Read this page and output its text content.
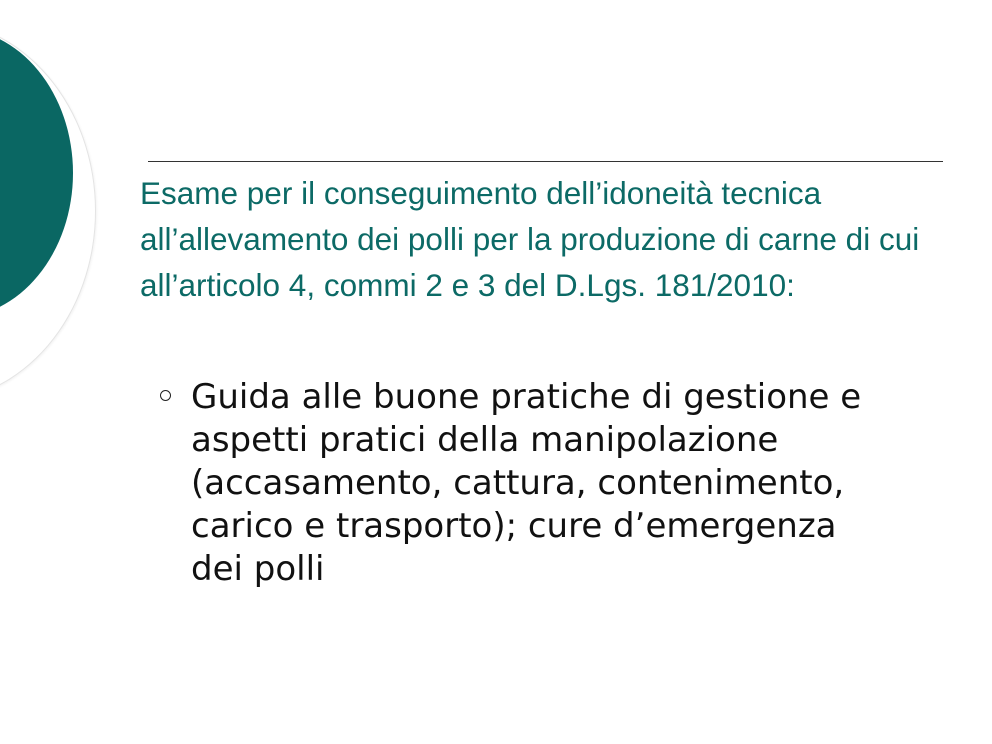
Esame per il conseguimento dell’idoneità tecnica all’allevamento dei polli per la produzione di carne di cui all’articolo 4, commi 2 e 3 del D.Lgs. 181/2010:
Guida alle buone pratiche di gestione e aspetti pratici della manipolazione (accasamento, cattura, contenimento, carico e trasporto); cure d’emergenza dei polli
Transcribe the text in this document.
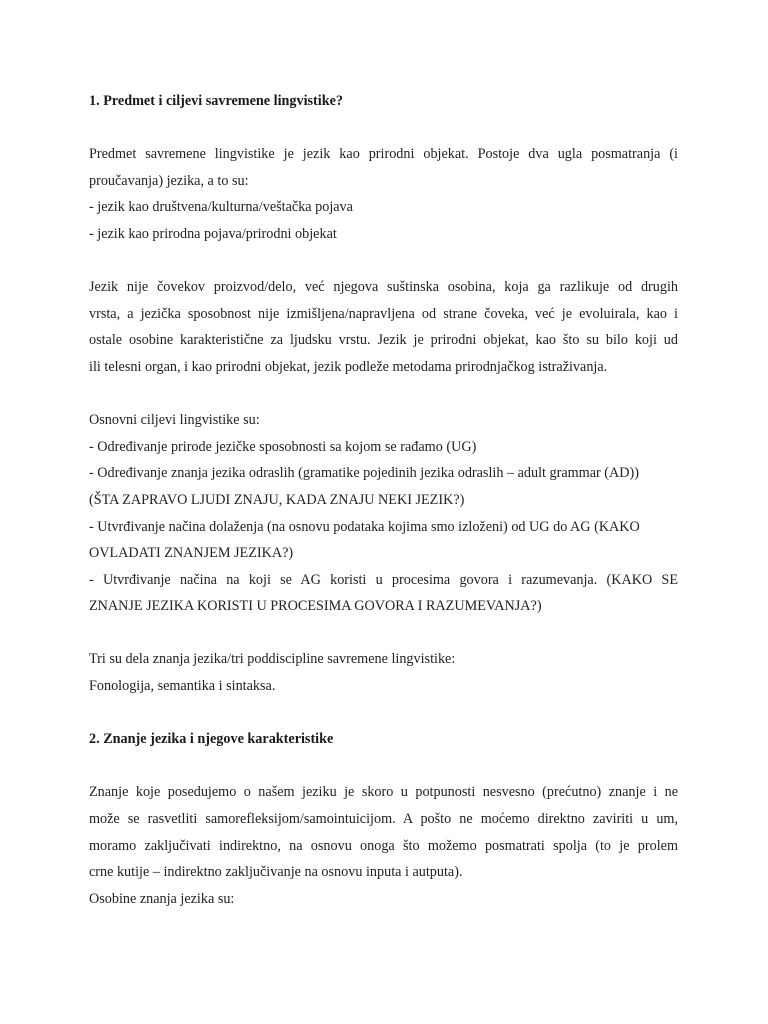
1. Predmet i ciljevi savremene lingvistike?

Predmet savremene lingvistike je jezik kao prirodni objekat. Postoje dva ugla posmatranja (i
proučavanja) jezika, a to su:
- jezik kao društvena/kulturna/veštačka pojava
- jezik kao prirodna pojava/prirodni objekat

Jezik nije čovekov proizvod/delo, već njegova suštinska osobina, koja ga razlikuje od drugih
vrsta, a jezička sposobnost nije izmišljena/napravljena od strane čoveka, već je evoluirala, kao i
ostale osobine karakteristične za ljudsku vrstu. Jezik je prirodni objekat, kao što su bilo koji ud
ili telesni organ, i kao prirodni objekat, jezik podleže metodama prirodnjačkog istraživanja.

Osnovni ciljevi lingvistike su:
- Određivanje prirode jezičke sposobnosti sa kojom se rađamo (UG)
- Određivanje znanja jezika odraslih (gramatike pojedinih jezika odraslih – adult grammar (AD))
(ŠTA ZAPRAVO LJUDI ZNAJU, KADA ZNAJU NEKI JEZIK?)
- Utvrđivanje načina dolaženja (na osnovu podataka kojima smo izloženi) od UG do AG (KAKO
OVLADATI ZNANJEM JEZIKA?)
- Utvrđivanje načina na koji se AG koristi u procesima govora i razumevanja. (KAKO SE
ZNANJE JEZIKA KORISTI U PROCESIMA GOVORA I RAZUMEVANJA?)

Tri su dela znanja jezika/tri poddiscipline savremene lingvistike:
Fonologija, semantika i sintaksa.

2. Znanje jezika i njegove karakteristike

Znanje koje posedujemo o našem jeziku je skoro u potpunosti nesvesno (prećutno) znanje i ne
može se rasvetliti samorefleksijom/samointuicijom. A pošto ne moćemo direktno zaviriti u um,
moramo zaključivati indirektno, na osnovu onoga što možemo posmatrati spolja (to je prolem
crne kutije – indirektno zaključivanje na osnovu inputa i autputa).
Osobine znanja jezika su:
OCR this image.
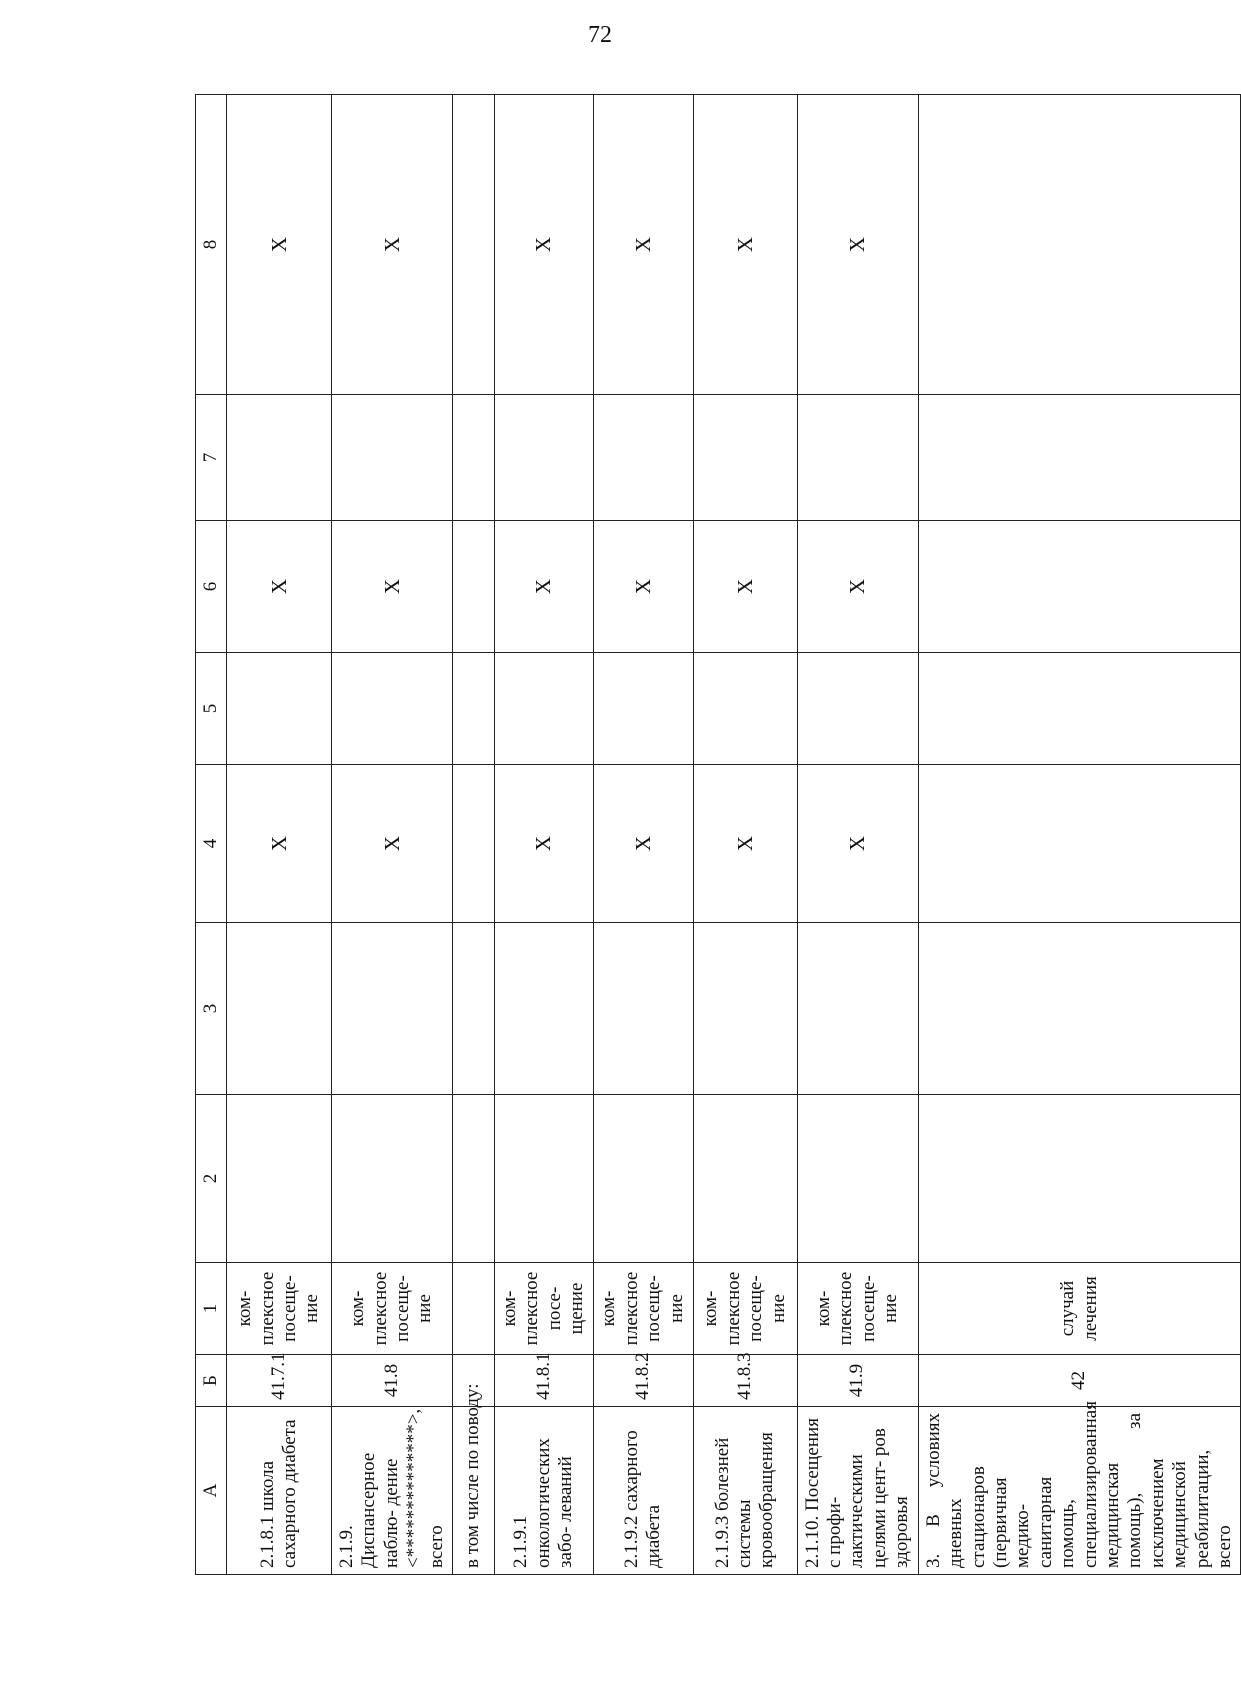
72
А	Б	1	2	3	4	5	6	7	8
2.1.8.1 школа сахарного диабета	41.7.1	ком- плексное посеще- ние			X		X		X
2.1.9. Диспансерное наблю- дение <**************>, всего	41.8	ком- плексное посеще- ние			X		X		X
в том числе по поводу:									
2.1.9.1 онкологических забо- леваний	41.8.1	ком- плексное посе- щение			X		X		X
2.1.9.2 сахарного диабета	41.8.2	ком- плексное посеще- ние			X		X		X
2.1.9.3 болезней системы кровообращения	41.8.3	ком- плексное посеще- ние			X		X		X
2.1.10. Посещения с профи- лактическими целями цент- ров здоровья	41.9	ком- плексное посеще- ние			X		X		X
3. В условиях дневных стационаров (первичная медико-санитарная помощь, специализированная медицинская помощь), за исключением медицинской реабилитации, всего	42	случай лечения							
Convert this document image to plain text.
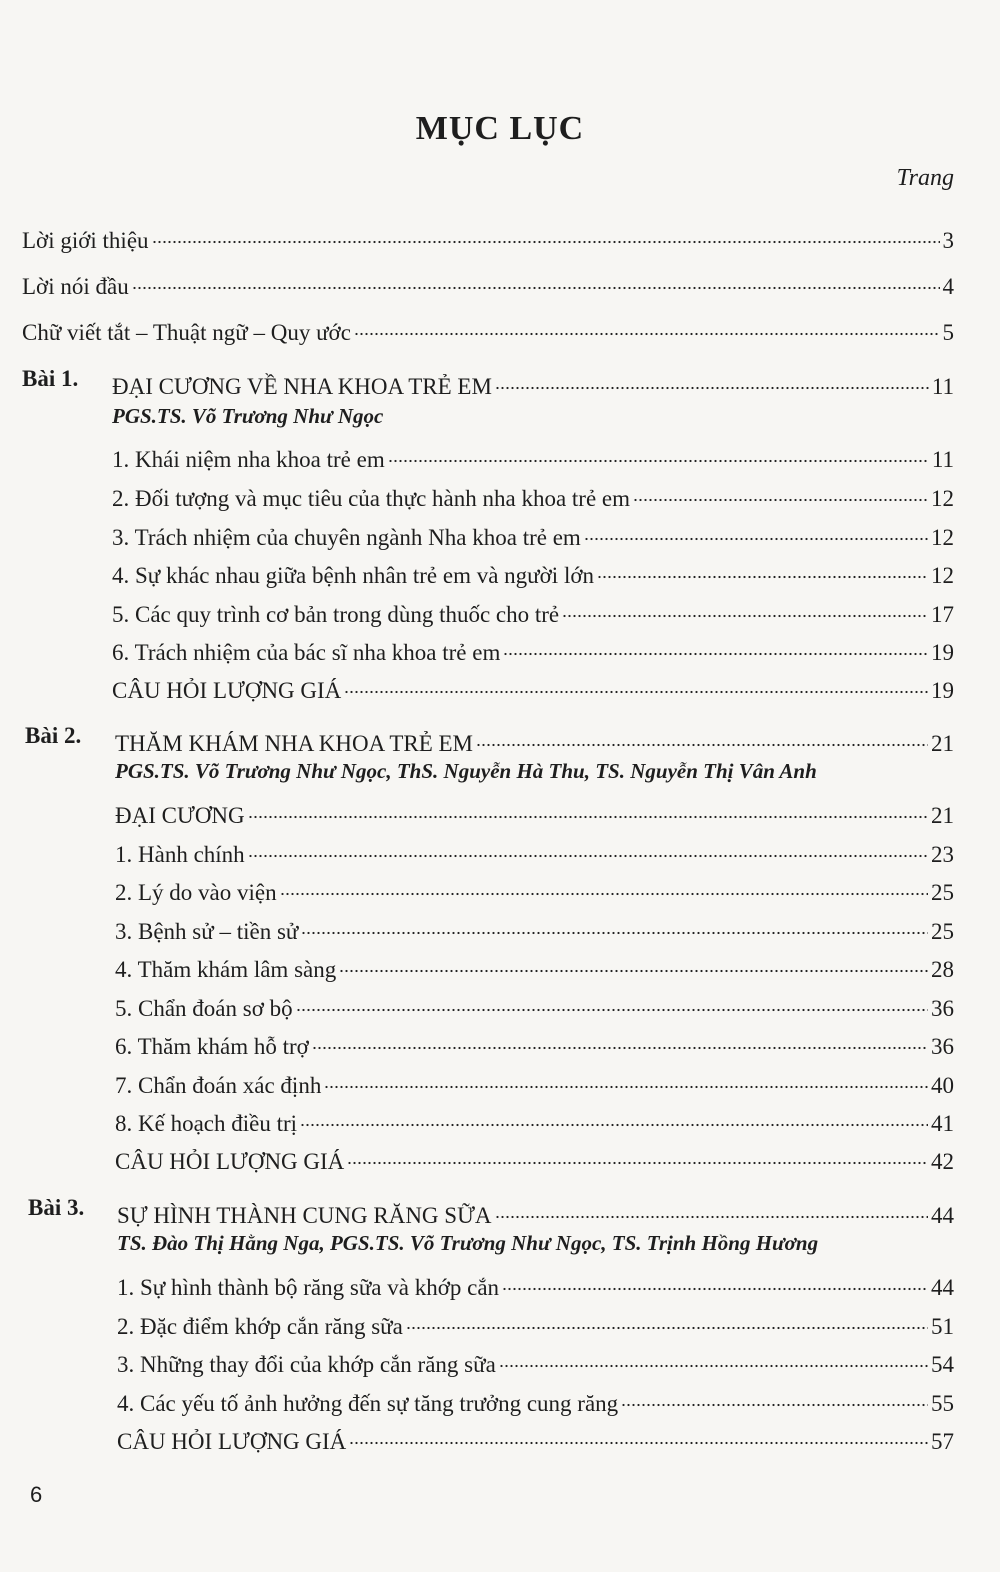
MỤC LỤC
Trang
Lời giới thiệu	3
Lời nói đầu	4
Chữ viết tắt – Thuật ngữ – Quy ước	5
Bài 1. ĐẠI CƯƠNG VỀ NHA KHOA TRẺ EM	11
PGS.TS. Võ Trương Như Ngọc
1. Khái niệm nha khoa trẻ em	11
2. Đối tượng và mục tiêu của thực hành nha khoa trẻ em	12
3. Trách nhiệm của chuyên ngành Nha khoa trẻ em	12
4. Sự khác nhau giữa bệnh nhân trẻ em và người lớn	12
5. Các quy trình cơ bản trong dùng thuốc cho trẻ	17
6. Trách nhiệm của bác sĩ nha khoa trẻ em	19
CÂU HỎI LƯỢNG GIÁ	19
Bài 2. THĂM KHÁM NHA KHOA TRẺ EM	21
PGS.TS. Võ Trương Như Ngọc, ThS. Nguyễn Hà Thu, TS. Nguyễn Thị Vân Anh
ĐẠI CƯƠNG	21
1. Hành chính	23
2. Lý do vào viện	25
3. Bệnh sử – tiền sử	25
4. Thăm khám lâm sàng	28
5. Chẩn đoán sơ bộ	36
6. Thăm khám hỗ trợ	36
7. Chẩn đoán xác định	40
8. Kế hoạch điều trị	41
CÂU HỎI LƯỢNG GIÁ	42
Bài 3. SỰ HÌNH THÀNH CUNG RĂNG SỮA	44
TS. Đào Thị Hằng Nga, PGS.TS. Võ Trương Như Ngọc, TS. Trịnh Hồng Hương
1. Sự hình thành bộ răng sữa và khớp cắn	44
2. Đặc điểm khớp cắn răng sữa	51
3. Những thay đổi của khớp cắn răng sữa	54
4. Các yếu tố ảnh hưởng đến sự tăng trưởng cung răng	55
CÂU HỎI LƯỢNG GIÁ	57
6
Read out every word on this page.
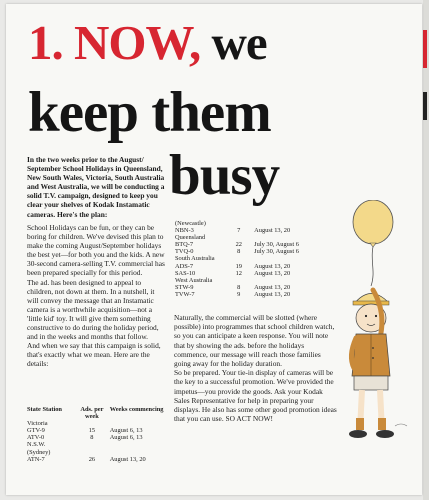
1. NOW, we
keep them
busy
In the two weeks prior to the August/ September School Holidays in Queensland, New South Wales, Victoria, South Australia and West Australia, we will be conducting a solid T.V. campaign, designed to keep you clear your shelves of Kodak Instamatic cameras. Here's the plan:

School Holidays can be fun, or they can be boring for children. We've devised this plan to make the coming August/September holidays the best yet—for both you and the kids. A new 30-second camera-selling T.V. commercial has been prepared specially for this period.

The ad. has been designed to appeal to children, not down at them. In a nutshell, it will convey the message that an Instamatic camera is a worthwhile acquisition—not a 'little kid' toy. It will give them something constructive to do during the holiday period, and in the weeks and months that follow.

And when we say that this campaign is solid, that's exactly what we mean. Here are the details:

State Station	Ads. per week	Weeks commencing
Victoria		
GTV-9	15	August 6, 13
ATV-0	8	August 6, 13
N.S.W.		
(Sydney)		
ATN-7	26	August 13, 20
(Newcastle)		
NBN-3	7	August 13, 20
Queensland		
BTQ-7	22	July 30, August 6
TVQ-0	8	July 30, August 6
South Australia		
ADS-7	19	August 13, 20
SAS-10	12	August 13, 20
West Australia		
STW-9	8	August 13, 20
TVW-7	9	August 13, 20

Naturally, the commercial will be slotted (where possible) into programmes that school children watch, so you can anticipate a keen response. You will note that by showing the ads. before the holidays commence, our message will reach those families going away for the holiday duration.

So be prepared. Your tie-in display of cameras will be the key to a successful promotion. We've provided the impetus—you provide the goods. Ask your Kodak Sales Representative for help in preparing your displays. He also has some other good promotion ideas that you can use. SO ACT NOW!
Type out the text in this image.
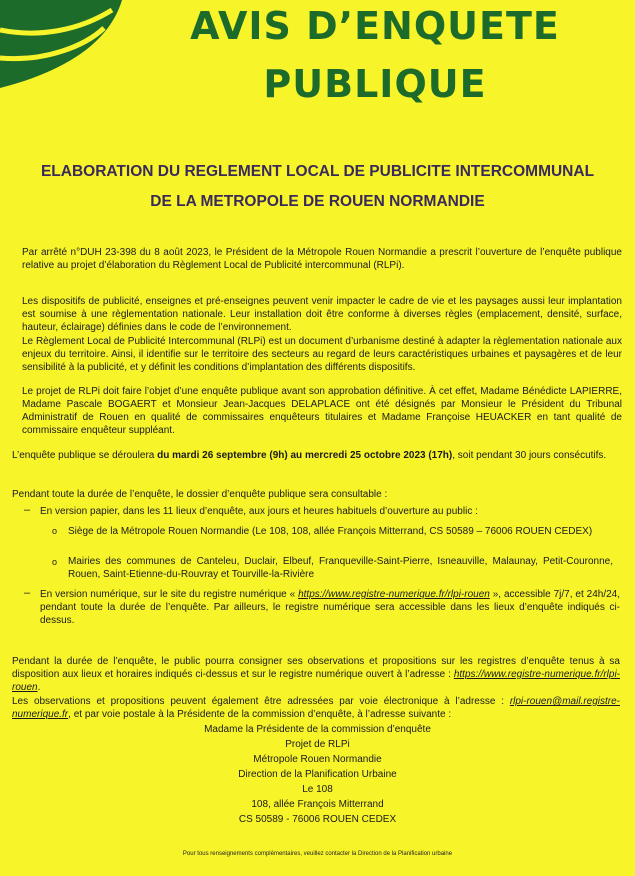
AVIS D’ENQUETE
PUBLIQUE
ELABORATION DU REGLEMENT LOCAL DE PUBLICITE INTERCOMMUNAL
DE LA METROPOLE DE ROUEN NORMANDIE

Par arrêté n°DUH 23-398 du 8 août 2023, le Président de la Métropole Rouen Normandie a prescrit l’ouverture de l’enquête publique relative au projet d’élaboration du Règlement Local de Publicité intercommunal (RLPi).

Les dispositifs de publicité, enseignes et pré-enseignes peuvent venir impacter le cadre de vie et les paysages aussi leur implantation est soumise à une règlementation nationale. Leur installation doit être conforme à diverses règles (emplacement, densité, surface, hauteur, éclairage) définies dans le code de l’environnement.

Le Règlement Local de Publicité Intercommunal (RLPi) est un document d’urbanisme destiné à adapter la règlementation nationale aux enjeux du territoire. Ainsi, il identifie sur le territoire des secteurs au regard de leurs caractéristiques urbaines et paysagères et de leur sensibilité à la publicité, et y définit les conditions d’implantation des différents dispositifs.

Le projet de RLPi doit faire l’objet d’une enquête publique avant son approbation définitive. À cet effet, Madame Bénédicte LAPIERRE, Madame Pascale BOGAERT et Monsieur Jean-Jacques DELAPLACE ont été désignés par Monsieur le Président du Tribunal Administratif de Rouen en qualité de commissaires enquêteurs titulaires et Madame Françoise HEUACKER en tant qualité de commissaire enquêteur suppléant.

L’enquête publique se déroulera du mardi 26 septembre (9h) au mercredi 25 octobre 2023 (17h), soit pendant 30 jours consécutifs.

Pendant toute la durée de l’enquête, le dossier d’enquête publique sera consultable :

– En version papier, dans les 11 lieux d’enquête, aux jours et heures habituels d’ouverture au public :

o Siège de la Métropole Rouen Normandie (Le 108, 108, allée François Mitterrand, CS 50589 – 76006 ROUEN CEDEX)

o Mairies des communes de Canteleu, Duclair, Elbeuf, Franqueville-Saint-Pierre, Isneauville, Malaunay, Petit-Couronne, Rouen, Saint-Etienne-du-Rouvray et Tourville-la-Rivière

– En version numérique, sur le site du registre numérique « https://www.registre-numerique.fr/rlpi-rouen », accessible 7j/7, et 24h/24, pendant toute la durée de l’enquête. Par ailleurs, le registre numérique sera accessible dans les lieux d’enquête indiqués ci-dessus.

Pendant la durée de l’enquête, le public pourra consigner ses observations et propositions sur les registres d’enquête tenus à sa disposition aux lieux et horaires indiqués ci-dessus et sur le registre numérique ouvert à l’adresse : https://www.registre-numerique.fr/rlpi-rouen.

Les observations et propositions peuvent également être adressées par voie électronique à l’adresse : rlpi-rouen@mail.registre-numerique.fr, et par voie postale à la Présidente de la commission d’enquête, à l’adresse suivante :

Madame la Présidente de la commission d’enquête
Projet de RLPi
Métropole Rouen Normandie
Direction de la Planification Urbaine
Le 108
108, allée François Mitterrand
CS 50589 - 76006 ROUEN CEDEX
Pour tous renseignements complémentaires, veuillez contacter la Direction de la Planification urbaine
================
_DIRECTIVE:_ Count the lines that hold the string "commission" and state that number alone.

_SOLUTION FOR THIS PROBLEM:_ 2